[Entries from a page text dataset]
== Segment start ==
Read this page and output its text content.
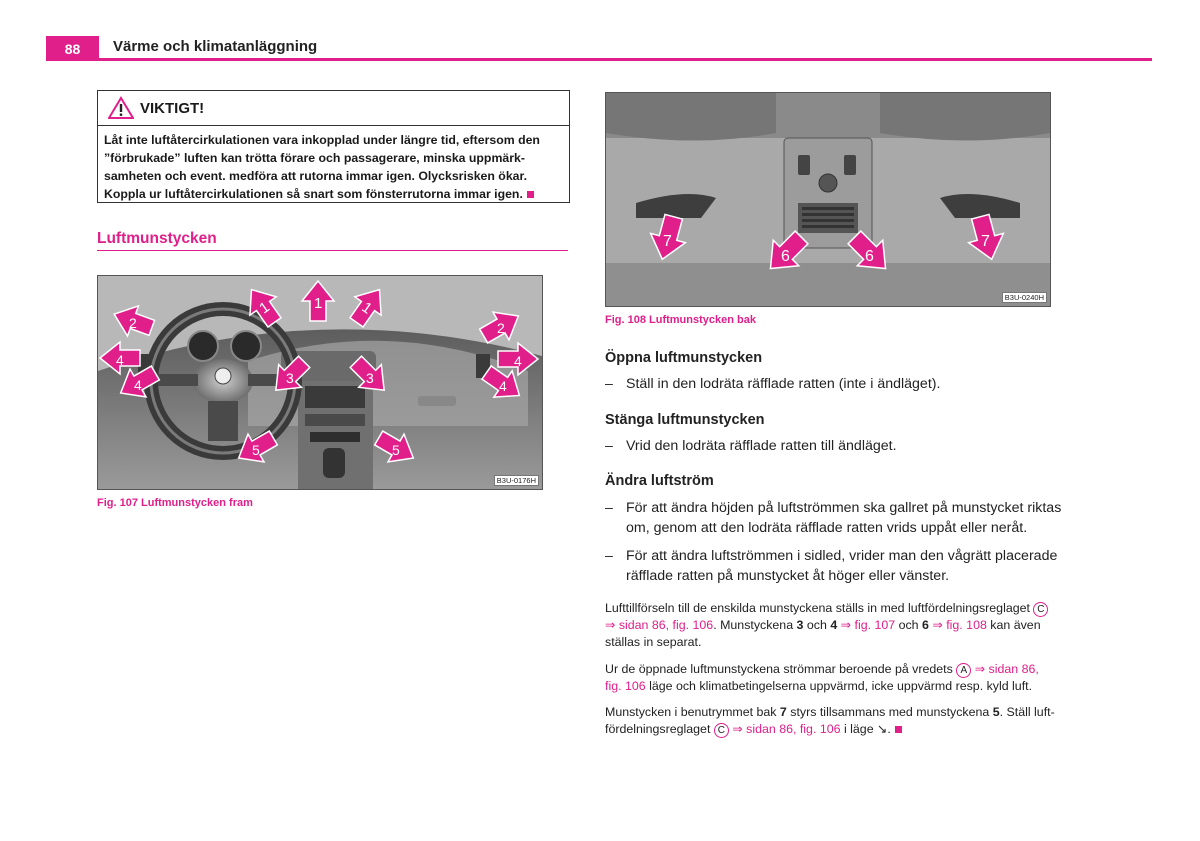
88	Värme och klimatanläggning
VIKTIGT!
Låt inte luftåtercirkulationen vara inkopplad under längre tid, eftersom den
”förbrukade” luften kan trötta förare och passagerare, minska uppmärk-
samheten och event. medföra att rutorna immar igen. Olycksrisken ökar.
Koppla ur luftåtercirkulationen så snart som fönsterrutorna immar igen.
Luftmunstycken
1	1 1
2	2
3	3
4
4
4
4
5	5
B3U-0176H
Fig. 107 Luftmunstycken fram
7
6	6
7
B3U-0240H
Fig. 108 Luftmunstycken bak
Öppna luftmunstycken
– Ställ in den lodräta räfflade ratten (inte i ändläget).
Stänga luftmunstycken
– Vrid den lodräta räfflade ratten till ändläget.
Ändra luftström
– För att ändra höjden på luftströmmen ska gallret på munstycket riktas
om, genom att den lodräta räfflade ratten vrids uppåt eller neråt.
– För att ändra luftströmmen i sidled, vrider man den vågrätt placerade
räfflade ratten på munstycket åt höger eller vänster.
Lufttillförseln till de enskilda munstyckena ställs in med luftfördelningsreglaget C
⇒ sidan 86, fig. 106. Munstyckena 3 och 4 ⇒ fig. 107 och 6 ⇒ fig. 108 kan även
ställas in separat.
Ur de öppnade luftmunstyckena strömmar beroende på vredets A ⇒ sidan 86,
fig. 106 läge och klimatbetingelserna uppvärmd, icke uppvärmd resp. kyld luft.
Munstycken i benutrymmet bak 7 styrs tillsammans med munstyckena 5. Ställ luft-
fördelningsreglaget C ⇒ sidan 86, fig. 106 i läge ↘.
== Segment end ==
What you output must match the data exactly, apart from the pictures, which are left out.

### [Answer box]
Read this page and output its text content.
88	Värme och klimatanläggning
VIKTIGT!
Låt inte luftåtercirkulationen vara inkopplad under längre tid, eftersom den
”förbrukade” luften kan trötta förare och passagerare, minska uppmärk-
samheten och event. medföra att rutorna immar igen. Olycksrisken ökar.
Koppla ur luftåtercirkulationen så snart som fönsterrutorna immar igen.
Luftmunstycken
1	1 1
2	2
3	3
4
4
4
4
5	5
B3U-0176H
Fig. 107 Luftmunstycken fram
7
6	6
7
B3U-0240H
Fig. 108 Luftmunstycken bak
Öppna luftmunstycken
– Ställ in den lodräta räfflade ratten (inte i ändläget).
Stänga luftmunstycken
– Vrid den lodräta räfflade ratten till ändläget.
Ändra luftström
– För att ändra höjden på luftströmmen ska gallret på munstycket riktas
om, genom att den lodräta räfflade ratten vrids uppåt eller neråt.
– För att ändra luftströmmen i sidled, vrider man den vågrätt placerade
räfflade ratten på munstycket åt höger eller vänster.
Lufttillförseln till de enskilda munstyckena ställs in med luftfördelningsreglaget C
⇒ sidan 86, fig. 106. Munstyckena 3 och 4 ⇒ fig. 107 och 6 ⇒ fig. 108 kan även
ställas in separat.
Ur de öppnade luftmunstyckena strömmar beroende på vredets A ⇒ sidan 86,
fig. 106 läge och klimatbetingelserna uppvärmd, icke uppvärmd resp. kyld luft.
Munstycken i benutrymmet bak 7 styrs tillsammans med munstyckena 5. Ställ luft-
fördelningsreglaget C ⇒ sidan 86, fig. 106 i läge ↘.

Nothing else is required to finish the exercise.